→ REALIZA LO SIGUIENTE:
1. Copia literalmente el fragmento del texto sobre el fútbol venezolano que empieza con las palabras "Los equipos tampoco" y termina con "vibren y aplaudan?".
2. Responde según el texto sobre el fútbol venezolano:
(a) ¿Qué factor es el que mayor daño inflige al fútbol venezolano?
(b) ¿Quién tendría que ser el canalizador del cambio?
(c) ¿Qué medida de castigo se califica de despropósito?

→ TEXTO:
○ ○ ○ ○ ○ ○ ○
El fútbol venezolano como producto recibe cada fin de semana heridas nobles. La violencia es el factor que mayor daño inflige, pero apenas es una consecuencia. ¿Alguien se habrá puesto a reflexionar sobre este asunto? ¿Existirá la conciencia de lo inútil que resulta apostar por un torneo atractivo, bien televisado y masivo con estadios en pie de guerra? Los involucrados deberían estar discutiendo sobre este asunto. La Federación, como máximo responsable, tendría que ser el canalizador del cambio. Asumir la propia incapacidad para controlar el monstruo y abrir una discusión que derive en propuestas de transformación profundas.
Los equipos tampoco pueden permanecer pasivos ante lo que ocurre. Cuando un grupo de aficionados altera el orden y pone en evidencia la fragilidad de las estructuras organizativas delante de las cámaras de televisión, el daño en imagen es incalculable. Tanto como presentar escenarios en condiciones deplorables o sin garantías para resguardar la integridad física de los jugadores.
¿Por qué no estamos debatiendo sobre esto? La enfermedad carcome las resistencias de un torneo que no alcanza a despegar, sencillamente porque está mal concebido. Cerrar el acceso al público es una medida de castigo que no solo no soluciona el problema sino que además actúa como efecto contraproducente. Es un despropósito, la negación del espectáculo. ¿Puede haber conciertos sin gente tarareando las canciones? ¿O teatro sin espectadores que vibren y aplaudan?
○ ○ ○ ○ ○ ○ ○
→ MATERIAL MOSTRADO:
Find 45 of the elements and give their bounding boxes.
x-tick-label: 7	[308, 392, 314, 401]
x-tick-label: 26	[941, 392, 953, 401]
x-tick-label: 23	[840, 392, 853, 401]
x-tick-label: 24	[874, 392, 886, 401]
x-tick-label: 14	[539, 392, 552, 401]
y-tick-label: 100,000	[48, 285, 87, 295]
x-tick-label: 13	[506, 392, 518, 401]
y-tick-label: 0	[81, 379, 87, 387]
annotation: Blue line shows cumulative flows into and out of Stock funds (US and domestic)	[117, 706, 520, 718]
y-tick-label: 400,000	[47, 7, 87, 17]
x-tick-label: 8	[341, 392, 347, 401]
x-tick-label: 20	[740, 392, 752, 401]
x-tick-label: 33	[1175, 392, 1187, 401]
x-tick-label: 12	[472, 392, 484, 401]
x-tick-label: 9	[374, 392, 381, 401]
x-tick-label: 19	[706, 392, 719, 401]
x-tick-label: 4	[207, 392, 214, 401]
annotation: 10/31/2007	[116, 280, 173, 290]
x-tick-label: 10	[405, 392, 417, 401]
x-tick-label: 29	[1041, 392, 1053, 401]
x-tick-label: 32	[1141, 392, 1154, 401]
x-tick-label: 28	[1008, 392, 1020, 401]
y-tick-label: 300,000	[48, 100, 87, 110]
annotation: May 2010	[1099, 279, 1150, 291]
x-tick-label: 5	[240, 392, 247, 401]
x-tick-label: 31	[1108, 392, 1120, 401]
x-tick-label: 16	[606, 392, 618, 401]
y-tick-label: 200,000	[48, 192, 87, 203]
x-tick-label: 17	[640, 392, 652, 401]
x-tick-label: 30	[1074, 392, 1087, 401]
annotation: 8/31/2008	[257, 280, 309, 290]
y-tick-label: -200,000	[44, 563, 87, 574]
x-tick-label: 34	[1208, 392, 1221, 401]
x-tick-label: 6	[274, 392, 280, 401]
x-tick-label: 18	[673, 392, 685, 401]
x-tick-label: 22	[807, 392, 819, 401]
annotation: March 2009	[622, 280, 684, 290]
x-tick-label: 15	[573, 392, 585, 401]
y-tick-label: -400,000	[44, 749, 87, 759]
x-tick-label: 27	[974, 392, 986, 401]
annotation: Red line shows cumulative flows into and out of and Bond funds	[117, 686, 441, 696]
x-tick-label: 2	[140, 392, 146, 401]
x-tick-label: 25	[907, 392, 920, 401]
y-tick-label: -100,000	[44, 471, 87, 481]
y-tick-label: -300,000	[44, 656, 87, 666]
○ ○ ○ ○ ○ ○ ○
→ RESPUESTAS POR TAREA:
1.
Los equipos tampoco pueden permanecer pasivos ante lo que ocurre. Cuando un grupo de aficionados altera el orden y pone en evidencia la fragilidad de las estructuras organizativas delante de las cámaras de televisión, el daño en imagen es incalculable. Tanto como presentar escenarios en condiciones deplorables o sin garantías para resguardar la integridad física de los jugadores.
¿Por qué no estamos debatiendo sobre esto? La enfermedad carcome las resistencias de un torneo que no alcanza a despegar, sencillamente porque está mal concebido. Cerrar el acceso al público es una medida de castigo que no solo no soluciona el problema sino que además actúa como efecto contraproducente. Es un despropósito, la negación del espectáculo. ¿Puede haber conciertos sin gente tarareando las canciones? ¿O teatro sin espectadores que vibren y aplaudan?

2.
(a) La violencia.
(b) La Federación.
(c) Cerrar el acceso al público.